THE TASK >>
Show every line in the records below that contains the word "title".

• • •

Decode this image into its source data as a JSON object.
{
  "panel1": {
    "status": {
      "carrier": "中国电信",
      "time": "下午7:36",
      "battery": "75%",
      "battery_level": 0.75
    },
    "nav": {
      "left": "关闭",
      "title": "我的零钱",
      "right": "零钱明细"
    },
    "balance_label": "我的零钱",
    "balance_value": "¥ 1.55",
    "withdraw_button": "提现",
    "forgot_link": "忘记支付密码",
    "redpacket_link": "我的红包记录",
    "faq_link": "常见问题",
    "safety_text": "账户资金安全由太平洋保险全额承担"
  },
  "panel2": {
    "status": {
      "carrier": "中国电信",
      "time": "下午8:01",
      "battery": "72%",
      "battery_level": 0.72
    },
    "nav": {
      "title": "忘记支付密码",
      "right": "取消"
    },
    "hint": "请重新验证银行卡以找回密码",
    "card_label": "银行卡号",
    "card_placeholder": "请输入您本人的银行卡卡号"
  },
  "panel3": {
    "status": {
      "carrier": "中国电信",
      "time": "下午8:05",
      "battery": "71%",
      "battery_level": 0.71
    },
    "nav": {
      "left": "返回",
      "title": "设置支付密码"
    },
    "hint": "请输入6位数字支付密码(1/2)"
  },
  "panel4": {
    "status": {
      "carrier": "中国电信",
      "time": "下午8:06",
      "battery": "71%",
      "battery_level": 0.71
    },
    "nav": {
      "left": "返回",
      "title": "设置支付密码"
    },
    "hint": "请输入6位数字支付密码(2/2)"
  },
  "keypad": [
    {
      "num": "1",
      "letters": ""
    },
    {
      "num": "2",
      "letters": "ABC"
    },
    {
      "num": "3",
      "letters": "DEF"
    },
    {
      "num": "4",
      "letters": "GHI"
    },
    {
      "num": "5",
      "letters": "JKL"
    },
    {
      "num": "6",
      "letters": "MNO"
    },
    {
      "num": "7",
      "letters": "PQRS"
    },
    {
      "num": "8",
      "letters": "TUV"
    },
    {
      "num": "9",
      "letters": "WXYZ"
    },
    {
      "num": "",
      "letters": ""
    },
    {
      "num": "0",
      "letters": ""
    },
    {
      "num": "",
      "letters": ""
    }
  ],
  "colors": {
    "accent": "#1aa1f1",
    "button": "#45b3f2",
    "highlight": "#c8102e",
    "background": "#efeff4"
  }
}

• • •

COMPLETE OUTPUT >>
      "title": "我的零钱",
      "title": "忘记支付密码",
      "title": "设置支付密码"
      "title": "设置支付密码"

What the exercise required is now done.